### Objective
Extract each line of the records below that contains the word "CARD".

::::::::::

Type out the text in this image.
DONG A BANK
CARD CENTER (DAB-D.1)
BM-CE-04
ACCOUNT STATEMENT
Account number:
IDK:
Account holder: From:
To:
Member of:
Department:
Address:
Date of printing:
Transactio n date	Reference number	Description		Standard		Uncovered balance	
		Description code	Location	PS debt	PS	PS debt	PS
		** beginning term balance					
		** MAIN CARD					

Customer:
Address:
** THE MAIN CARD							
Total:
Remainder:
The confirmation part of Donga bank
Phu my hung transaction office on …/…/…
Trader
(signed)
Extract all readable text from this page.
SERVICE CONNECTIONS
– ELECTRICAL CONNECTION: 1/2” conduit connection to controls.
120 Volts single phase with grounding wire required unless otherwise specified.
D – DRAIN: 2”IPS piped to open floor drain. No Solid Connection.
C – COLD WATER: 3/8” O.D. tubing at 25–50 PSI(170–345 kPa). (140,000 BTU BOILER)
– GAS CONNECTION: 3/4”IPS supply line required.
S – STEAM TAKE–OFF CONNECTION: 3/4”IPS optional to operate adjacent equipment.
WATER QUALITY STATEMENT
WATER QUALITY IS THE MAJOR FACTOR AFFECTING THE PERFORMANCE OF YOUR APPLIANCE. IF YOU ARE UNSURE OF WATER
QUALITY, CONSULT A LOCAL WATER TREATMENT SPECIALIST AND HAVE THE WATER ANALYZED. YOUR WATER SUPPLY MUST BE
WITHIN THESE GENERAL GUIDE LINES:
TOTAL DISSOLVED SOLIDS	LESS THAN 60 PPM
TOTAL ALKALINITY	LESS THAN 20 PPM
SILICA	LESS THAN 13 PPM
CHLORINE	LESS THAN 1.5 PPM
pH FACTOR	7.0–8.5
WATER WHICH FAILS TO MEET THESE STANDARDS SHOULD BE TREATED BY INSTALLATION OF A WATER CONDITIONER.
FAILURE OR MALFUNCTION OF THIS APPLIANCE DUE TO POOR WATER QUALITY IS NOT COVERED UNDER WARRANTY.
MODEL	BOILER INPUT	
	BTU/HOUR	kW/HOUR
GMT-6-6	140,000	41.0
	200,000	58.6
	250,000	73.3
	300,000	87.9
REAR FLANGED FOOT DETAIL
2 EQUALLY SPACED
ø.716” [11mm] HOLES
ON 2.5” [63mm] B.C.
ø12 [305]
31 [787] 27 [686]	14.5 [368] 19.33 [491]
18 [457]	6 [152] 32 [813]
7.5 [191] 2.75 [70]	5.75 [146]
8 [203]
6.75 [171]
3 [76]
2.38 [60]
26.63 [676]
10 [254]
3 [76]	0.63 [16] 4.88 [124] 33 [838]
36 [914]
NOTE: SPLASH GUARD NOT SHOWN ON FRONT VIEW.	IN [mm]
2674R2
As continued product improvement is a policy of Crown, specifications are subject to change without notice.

::::::::::

### Exercise answer
CARD CENTER (DAB-D.1)
		** MAIN CARD					
** THE MAIN CARD							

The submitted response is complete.